(Stored data)
========================================
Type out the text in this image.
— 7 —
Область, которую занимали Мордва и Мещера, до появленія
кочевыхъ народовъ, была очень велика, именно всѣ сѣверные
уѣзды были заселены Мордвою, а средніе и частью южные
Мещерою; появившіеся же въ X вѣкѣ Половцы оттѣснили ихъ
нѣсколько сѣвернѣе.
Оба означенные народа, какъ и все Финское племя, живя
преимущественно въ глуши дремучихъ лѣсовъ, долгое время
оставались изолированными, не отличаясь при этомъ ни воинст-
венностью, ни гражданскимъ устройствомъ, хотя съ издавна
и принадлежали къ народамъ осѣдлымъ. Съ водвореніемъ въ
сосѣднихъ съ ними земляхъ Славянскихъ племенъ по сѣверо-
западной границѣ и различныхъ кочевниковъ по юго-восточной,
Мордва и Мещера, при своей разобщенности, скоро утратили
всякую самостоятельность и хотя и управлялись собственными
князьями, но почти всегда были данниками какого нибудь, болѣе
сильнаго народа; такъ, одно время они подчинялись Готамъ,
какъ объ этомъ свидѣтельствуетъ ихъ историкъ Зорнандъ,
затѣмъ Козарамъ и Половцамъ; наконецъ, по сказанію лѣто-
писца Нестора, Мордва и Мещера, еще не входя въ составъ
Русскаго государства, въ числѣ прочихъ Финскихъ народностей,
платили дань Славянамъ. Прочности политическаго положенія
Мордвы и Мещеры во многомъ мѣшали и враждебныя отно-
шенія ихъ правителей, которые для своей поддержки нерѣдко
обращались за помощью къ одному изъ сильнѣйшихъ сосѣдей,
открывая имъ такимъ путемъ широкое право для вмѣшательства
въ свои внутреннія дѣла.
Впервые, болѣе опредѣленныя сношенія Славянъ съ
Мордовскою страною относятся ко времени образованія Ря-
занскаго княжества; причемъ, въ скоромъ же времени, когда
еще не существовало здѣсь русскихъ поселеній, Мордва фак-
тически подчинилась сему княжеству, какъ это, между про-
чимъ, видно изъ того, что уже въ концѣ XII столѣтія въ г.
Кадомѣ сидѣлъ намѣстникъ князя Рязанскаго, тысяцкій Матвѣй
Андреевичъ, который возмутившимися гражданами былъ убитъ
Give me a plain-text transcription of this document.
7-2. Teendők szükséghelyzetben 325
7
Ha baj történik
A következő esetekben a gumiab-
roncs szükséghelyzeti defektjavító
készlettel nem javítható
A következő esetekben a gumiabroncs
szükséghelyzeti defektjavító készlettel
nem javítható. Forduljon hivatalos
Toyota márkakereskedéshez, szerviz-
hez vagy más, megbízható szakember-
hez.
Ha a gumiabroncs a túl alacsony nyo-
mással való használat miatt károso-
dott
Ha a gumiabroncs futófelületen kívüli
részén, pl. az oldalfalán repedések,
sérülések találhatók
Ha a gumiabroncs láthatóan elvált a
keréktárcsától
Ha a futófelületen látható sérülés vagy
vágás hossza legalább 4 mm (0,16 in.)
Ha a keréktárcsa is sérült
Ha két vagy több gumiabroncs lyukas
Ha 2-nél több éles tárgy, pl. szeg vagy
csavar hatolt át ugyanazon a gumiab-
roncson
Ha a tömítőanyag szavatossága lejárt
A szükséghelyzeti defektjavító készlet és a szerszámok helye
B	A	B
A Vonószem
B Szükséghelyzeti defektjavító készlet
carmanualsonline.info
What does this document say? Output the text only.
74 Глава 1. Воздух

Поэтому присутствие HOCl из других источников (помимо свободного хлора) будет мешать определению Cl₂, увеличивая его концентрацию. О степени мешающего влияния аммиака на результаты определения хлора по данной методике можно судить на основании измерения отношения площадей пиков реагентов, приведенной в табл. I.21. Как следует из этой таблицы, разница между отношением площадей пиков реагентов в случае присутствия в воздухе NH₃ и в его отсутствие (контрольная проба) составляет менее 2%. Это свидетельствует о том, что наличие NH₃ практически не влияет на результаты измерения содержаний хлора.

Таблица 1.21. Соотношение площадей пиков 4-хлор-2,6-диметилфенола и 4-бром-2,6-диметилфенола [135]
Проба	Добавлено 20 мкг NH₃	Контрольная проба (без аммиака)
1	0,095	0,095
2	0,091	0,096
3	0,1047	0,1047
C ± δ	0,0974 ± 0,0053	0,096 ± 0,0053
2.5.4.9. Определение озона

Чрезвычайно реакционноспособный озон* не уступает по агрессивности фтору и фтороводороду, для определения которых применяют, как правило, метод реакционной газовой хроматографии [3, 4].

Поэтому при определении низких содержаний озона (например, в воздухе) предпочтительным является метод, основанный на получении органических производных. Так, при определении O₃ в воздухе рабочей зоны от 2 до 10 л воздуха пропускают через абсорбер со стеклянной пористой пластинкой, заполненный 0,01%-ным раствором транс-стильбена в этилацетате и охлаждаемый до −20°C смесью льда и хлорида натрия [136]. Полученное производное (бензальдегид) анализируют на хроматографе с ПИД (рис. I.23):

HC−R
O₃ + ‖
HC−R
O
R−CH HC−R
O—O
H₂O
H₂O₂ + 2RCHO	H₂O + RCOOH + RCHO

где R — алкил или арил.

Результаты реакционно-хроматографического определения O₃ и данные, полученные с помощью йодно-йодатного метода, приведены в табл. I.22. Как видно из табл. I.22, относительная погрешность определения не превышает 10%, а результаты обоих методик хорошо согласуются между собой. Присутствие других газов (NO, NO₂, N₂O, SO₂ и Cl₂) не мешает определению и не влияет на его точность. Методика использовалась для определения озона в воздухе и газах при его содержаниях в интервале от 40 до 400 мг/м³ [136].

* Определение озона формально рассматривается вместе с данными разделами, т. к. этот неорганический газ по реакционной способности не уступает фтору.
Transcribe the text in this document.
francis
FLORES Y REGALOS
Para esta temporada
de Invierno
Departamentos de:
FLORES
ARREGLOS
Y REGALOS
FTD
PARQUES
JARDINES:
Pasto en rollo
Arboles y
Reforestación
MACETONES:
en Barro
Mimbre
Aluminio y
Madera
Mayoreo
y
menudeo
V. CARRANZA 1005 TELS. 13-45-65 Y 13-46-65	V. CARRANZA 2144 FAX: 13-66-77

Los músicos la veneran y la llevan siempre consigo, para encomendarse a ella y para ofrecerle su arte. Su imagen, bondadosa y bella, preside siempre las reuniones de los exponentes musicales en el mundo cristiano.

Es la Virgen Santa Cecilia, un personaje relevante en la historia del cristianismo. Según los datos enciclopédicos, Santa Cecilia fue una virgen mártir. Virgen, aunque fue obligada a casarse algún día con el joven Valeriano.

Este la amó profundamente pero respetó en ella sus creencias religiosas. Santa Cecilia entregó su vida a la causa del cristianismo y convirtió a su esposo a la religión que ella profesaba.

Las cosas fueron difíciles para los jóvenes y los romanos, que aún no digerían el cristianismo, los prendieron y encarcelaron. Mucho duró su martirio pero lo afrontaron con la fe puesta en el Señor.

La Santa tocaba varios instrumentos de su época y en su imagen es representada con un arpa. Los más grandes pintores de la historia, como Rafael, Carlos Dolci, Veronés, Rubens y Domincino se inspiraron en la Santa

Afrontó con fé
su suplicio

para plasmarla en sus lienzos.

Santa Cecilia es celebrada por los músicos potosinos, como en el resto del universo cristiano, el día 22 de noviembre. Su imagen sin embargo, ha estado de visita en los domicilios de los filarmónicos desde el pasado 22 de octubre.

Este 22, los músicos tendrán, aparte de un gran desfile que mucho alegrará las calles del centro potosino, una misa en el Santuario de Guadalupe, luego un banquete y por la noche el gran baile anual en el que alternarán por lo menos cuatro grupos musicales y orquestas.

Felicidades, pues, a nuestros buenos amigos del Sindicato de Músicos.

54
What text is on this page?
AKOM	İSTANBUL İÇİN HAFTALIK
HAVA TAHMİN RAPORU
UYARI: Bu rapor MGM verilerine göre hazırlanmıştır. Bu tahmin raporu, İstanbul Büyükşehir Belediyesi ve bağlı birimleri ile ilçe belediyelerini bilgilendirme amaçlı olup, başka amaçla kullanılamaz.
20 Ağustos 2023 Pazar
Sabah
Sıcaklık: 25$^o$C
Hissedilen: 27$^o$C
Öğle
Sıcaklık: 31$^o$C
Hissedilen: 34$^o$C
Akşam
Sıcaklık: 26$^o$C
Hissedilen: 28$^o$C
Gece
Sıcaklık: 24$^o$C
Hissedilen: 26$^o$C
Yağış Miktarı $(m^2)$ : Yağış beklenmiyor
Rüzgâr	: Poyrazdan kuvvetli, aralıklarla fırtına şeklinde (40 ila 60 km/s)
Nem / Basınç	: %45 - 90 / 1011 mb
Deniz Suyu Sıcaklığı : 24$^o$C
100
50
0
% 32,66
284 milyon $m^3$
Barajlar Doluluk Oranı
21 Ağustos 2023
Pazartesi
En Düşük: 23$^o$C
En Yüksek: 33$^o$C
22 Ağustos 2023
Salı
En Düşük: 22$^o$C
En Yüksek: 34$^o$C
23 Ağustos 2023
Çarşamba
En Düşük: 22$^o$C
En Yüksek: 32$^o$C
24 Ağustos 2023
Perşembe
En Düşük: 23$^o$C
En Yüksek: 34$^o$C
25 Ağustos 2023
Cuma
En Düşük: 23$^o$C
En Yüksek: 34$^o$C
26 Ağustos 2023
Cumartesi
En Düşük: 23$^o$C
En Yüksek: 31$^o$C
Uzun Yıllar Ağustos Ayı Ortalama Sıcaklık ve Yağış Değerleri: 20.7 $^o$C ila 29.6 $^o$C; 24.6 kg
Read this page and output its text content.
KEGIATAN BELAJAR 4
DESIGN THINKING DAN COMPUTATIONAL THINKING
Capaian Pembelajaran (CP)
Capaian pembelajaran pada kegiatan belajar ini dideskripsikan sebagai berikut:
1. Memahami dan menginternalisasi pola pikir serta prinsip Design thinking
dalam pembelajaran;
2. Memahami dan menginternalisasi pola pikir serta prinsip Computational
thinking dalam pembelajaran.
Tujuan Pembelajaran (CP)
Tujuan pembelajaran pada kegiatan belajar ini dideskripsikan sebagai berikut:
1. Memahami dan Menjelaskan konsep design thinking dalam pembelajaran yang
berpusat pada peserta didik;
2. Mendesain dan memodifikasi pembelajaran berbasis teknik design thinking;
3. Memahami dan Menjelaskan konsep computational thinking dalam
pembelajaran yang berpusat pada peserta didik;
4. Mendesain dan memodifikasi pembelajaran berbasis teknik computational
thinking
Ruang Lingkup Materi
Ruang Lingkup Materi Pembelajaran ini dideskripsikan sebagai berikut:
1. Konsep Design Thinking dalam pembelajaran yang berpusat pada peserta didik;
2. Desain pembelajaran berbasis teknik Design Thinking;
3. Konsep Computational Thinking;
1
========================================
▸ **Written request**
From the line holding "Read this page and output its text content." through the last line above, reproduce each line exactly and add nothing.

▸ **Response to this task**
Read this page and output its text content.
KEGIATAN BELAJAR 4
DESIGN THINKING DAN COMPUTATIONAL THINKING
Capaian Pembelajaran (CP)
Capaian pembelajaran pada kegiatan belajar ini dideskripsikan sebagai berikut:
1. Memahami dan menginternalisasi pola pikir serta prinsip Design thinking
dalam pembelajaran;
2. Memahami dan menginternalisasi pola pikir serta prinsip Computational
thinking dalam pembelajaran.
Tujuan Pembelajaran (CP)
Tujuan pembelajaran pada kegiatan belajar ini dideskripsikan sebagai berikut:
1. Memahami dan Menjelaskan konsep design thinking dalam pembelajaran yang
berpusat pada peserta didik;
2. Mendesain dan memodifikasi pembelajaran berbasis teknik design thinking;
3. Memahami dan Menjelaskan konsep computational thinking dalam
pembelajaran yang berpusat pada peserta didik;
4. Mendesain dan memodifikasi pembelajaran berbasis teknik computational
thinking
Ruang Lingkup Materi
Ruang Lingkup Materi Pembelajaran ini dideskripsikan sebagai berikut:
1. Konsep Design Thinking dalam pembelajaran yang berpusat pada peserta didik;
2. Desain pembelajaran berbasis teknik Design Thinking;
3. Konsep Computational Thinking;
1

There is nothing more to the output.